** Dataset rows about figures **
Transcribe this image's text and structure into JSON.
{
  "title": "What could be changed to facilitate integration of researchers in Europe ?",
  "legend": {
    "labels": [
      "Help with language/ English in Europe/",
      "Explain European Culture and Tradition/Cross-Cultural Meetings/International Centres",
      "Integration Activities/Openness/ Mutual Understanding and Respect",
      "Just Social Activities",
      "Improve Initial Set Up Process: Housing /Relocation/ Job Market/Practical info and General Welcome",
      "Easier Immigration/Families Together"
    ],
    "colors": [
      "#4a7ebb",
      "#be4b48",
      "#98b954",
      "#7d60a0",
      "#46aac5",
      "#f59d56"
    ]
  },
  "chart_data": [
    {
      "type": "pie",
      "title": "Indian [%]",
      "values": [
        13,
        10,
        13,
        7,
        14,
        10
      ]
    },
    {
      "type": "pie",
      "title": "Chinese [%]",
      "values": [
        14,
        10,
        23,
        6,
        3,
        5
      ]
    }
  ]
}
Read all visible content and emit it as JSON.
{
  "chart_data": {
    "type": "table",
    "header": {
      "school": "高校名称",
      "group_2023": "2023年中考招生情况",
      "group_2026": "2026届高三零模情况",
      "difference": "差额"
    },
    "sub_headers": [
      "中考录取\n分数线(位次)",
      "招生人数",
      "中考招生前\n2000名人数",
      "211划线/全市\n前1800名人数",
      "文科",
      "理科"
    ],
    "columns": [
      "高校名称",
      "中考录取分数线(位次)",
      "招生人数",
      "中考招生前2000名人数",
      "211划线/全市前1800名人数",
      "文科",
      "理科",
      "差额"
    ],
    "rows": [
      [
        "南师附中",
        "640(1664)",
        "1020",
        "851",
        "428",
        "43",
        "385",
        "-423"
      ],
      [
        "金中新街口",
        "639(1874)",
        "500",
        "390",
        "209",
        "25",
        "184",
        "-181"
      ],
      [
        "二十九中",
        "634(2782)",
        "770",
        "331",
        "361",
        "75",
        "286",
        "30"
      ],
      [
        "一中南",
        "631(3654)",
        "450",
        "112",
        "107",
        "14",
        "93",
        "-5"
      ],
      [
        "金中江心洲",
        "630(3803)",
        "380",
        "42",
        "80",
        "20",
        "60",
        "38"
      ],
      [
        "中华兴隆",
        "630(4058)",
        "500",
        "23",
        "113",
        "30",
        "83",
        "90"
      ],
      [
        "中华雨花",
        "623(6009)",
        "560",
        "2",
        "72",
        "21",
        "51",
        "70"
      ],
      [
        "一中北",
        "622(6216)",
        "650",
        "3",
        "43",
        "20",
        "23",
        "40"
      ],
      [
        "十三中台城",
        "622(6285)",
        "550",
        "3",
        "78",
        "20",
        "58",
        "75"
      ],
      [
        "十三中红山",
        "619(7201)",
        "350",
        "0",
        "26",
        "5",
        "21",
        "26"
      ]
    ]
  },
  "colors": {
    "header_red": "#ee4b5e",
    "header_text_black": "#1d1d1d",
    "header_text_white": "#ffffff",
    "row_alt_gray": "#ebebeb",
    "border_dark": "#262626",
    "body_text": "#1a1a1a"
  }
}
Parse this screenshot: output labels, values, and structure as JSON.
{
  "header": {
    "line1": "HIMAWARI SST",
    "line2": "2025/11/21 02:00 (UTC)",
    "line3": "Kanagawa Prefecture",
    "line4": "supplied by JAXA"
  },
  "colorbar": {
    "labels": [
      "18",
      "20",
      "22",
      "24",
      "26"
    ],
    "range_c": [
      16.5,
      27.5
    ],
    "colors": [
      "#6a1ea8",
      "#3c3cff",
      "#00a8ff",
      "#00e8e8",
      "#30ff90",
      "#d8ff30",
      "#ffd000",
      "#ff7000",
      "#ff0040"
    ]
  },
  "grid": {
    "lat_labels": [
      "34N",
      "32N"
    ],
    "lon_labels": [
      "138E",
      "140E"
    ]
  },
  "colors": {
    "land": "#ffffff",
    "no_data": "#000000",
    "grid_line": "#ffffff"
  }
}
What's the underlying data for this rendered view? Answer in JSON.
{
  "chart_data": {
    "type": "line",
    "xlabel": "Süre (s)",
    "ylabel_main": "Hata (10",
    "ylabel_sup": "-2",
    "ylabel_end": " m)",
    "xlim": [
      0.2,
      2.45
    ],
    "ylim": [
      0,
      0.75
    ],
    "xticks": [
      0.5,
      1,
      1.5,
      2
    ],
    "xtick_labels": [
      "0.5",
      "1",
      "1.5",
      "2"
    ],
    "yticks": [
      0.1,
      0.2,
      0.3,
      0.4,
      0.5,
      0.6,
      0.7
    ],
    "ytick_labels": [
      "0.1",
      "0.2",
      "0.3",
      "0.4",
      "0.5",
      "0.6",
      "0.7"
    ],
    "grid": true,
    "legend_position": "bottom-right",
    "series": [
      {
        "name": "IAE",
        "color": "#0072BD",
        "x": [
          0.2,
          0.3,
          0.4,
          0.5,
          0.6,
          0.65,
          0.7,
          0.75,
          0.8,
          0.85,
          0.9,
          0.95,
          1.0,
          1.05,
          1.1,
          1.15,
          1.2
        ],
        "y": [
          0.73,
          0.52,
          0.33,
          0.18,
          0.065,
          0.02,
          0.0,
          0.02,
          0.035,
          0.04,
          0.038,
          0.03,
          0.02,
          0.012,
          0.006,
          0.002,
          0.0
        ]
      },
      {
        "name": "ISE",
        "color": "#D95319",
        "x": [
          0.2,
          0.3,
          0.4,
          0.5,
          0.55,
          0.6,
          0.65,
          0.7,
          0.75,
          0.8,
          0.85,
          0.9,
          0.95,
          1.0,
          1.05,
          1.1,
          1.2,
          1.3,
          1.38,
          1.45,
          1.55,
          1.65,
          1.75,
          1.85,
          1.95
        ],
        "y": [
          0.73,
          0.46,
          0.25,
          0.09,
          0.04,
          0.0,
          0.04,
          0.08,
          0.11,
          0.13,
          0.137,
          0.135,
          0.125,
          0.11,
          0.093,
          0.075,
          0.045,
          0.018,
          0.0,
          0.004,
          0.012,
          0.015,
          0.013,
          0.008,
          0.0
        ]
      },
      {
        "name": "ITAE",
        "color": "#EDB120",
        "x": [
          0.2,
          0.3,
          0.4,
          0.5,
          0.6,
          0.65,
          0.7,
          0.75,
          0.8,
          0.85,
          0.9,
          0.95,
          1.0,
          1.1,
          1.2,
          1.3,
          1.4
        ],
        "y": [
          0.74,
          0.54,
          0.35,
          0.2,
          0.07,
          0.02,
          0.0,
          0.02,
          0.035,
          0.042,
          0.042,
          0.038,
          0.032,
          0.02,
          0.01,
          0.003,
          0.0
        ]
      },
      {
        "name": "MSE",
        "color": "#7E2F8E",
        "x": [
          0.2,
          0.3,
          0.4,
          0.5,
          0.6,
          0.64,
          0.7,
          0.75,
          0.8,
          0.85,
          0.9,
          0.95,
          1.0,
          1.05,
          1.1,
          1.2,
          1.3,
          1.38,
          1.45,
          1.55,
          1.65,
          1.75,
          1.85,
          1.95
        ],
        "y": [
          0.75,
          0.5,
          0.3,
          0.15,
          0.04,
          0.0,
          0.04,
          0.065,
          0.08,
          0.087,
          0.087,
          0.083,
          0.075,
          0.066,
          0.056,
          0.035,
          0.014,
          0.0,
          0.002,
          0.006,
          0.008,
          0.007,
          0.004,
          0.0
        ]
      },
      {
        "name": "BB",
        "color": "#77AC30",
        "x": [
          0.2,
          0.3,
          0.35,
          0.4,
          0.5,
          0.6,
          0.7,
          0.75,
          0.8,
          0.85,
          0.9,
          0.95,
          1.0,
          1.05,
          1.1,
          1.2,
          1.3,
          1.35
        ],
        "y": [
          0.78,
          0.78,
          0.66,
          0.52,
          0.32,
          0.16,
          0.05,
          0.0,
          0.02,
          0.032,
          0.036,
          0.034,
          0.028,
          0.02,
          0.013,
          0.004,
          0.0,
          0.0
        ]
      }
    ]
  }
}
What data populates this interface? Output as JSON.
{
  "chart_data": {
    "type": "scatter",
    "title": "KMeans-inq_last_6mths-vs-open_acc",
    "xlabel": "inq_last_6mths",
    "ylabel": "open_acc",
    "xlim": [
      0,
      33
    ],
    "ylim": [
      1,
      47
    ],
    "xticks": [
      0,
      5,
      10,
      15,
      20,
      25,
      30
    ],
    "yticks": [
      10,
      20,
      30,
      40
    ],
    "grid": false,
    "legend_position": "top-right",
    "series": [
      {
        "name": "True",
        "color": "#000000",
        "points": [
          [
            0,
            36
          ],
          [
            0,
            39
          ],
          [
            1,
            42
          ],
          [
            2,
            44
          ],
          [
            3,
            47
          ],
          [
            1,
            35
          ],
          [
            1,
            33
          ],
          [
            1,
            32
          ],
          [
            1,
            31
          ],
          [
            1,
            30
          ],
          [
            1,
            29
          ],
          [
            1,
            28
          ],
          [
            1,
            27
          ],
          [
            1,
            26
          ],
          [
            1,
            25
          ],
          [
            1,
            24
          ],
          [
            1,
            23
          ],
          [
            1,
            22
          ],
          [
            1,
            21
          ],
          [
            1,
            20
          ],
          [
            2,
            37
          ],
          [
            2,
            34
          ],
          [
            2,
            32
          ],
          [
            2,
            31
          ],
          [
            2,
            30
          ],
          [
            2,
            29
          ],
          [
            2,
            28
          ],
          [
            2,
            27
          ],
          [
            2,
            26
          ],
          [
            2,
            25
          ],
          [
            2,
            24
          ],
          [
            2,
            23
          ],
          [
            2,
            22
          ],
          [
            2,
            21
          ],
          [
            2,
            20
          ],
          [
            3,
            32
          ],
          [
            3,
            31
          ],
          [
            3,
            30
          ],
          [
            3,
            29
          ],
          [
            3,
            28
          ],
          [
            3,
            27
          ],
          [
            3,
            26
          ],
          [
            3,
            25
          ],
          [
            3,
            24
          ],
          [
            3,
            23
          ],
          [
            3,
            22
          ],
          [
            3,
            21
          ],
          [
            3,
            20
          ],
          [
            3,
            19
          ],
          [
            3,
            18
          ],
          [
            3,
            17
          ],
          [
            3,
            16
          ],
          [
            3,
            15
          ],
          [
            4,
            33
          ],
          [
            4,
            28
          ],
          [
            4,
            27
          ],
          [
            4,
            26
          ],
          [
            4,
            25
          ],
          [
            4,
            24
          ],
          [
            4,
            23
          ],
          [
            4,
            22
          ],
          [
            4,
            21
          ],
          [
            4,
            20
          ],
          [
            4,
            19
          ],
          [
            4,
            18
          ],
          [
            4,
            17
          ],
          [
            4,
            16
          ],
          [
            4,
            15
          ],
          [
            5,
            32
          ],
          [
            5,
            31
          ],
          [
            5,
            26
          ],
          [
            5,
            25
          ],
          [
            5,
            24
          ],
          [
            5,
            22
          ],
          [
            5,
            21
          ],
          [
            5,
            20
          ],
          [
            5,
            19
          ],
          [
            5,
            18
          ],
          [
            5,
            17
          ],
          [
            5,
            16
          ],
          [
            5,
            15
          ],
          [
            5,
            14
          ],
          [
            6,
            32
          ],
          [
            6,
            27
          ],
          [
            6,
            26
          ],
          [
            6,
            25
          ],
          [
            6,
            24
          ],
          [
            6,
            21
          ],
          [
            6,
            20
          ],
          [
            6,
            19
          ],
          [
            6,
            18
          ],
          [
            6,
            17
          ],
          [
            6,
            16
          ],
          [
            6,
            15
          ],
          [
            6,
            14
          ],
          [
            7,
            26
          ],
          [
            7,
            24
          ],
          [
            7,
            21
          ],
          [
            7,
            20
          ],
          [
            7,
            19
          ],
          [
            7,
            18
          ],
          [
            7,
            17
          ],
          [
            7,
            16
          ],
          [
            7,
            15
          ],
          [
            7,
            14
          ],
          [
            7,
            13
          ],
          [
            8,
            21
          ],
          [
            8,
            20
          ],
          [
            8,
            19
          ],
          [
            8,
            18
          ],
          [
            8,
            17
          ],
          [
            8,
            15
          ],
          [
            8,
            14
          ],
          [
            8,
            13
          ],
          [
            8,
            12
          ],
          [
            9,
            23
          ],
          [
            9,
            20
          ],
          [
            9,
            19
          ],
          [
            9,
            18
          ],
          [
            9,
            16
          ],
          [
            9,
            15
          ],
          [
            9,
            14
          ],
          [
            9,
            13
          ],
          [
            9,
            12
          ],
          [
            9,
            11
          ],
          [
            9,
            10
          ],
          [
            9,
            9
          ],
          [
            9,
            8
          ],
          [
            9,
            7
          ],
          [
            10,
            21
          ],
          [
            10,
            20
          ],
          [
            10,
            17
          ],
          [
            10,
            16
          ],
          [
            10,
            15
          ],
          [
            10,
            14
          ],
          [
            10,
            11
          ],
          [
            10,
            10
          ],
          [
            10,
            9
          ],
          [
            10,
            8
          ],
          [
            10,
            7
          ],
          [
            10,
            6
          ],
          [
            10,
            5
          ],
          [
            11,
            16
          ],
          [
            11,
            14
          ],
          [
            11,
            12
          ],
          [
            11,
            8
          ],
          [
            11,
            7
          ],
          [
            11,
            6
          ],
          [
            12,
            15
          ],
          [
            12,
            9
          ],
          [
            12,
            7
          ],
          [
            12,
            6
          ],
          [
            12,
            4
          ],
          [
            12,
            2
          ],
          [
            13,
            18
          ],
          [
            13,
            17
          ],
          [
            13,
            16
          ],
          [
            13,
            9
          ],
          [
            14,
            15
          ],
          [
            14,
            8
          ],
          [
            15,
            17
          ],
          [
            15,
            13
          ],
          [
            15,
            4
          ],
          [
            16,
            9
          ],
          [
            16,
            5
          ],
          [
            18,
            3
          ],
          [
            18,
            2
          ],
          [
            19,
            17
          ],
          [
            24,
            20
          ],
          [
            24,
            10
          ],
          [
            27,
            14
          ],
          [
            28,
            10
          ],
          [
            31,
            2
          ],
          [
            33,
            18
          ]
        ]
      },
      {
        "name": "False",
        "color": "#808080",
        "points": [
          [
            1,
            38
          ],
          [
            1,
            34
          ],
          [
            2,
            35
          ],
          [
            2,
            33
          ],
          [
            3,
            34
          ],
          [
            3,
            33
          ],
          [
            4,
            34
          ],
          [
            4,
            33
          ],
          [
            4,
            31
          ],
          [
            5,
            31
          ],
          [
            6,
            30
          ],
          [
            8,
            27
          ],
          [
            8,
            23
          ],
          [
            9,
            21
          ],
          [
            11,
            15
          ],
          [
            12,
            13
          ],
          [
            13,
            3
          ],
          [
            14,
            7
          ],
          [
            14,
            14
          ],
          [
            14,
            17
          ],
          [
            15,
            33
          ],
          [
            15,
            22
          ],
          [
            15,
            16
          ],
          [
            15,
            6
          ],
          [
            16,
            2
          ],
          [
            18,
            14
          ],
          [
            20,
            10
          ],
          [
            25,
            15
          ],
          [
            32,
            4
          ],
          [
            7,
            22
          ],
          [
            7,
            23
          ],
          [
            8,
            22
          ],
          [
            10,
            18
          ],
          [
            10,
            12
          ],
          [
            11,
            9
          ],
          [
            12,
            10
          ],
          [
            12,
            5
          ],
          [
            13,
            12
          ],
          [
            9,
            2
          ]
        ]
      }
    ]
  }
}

** YOUR OBJECTIVE **
How many lines in the listing above contain the string "Activities"? Answer with the number only.

** THE RESPONSE **
2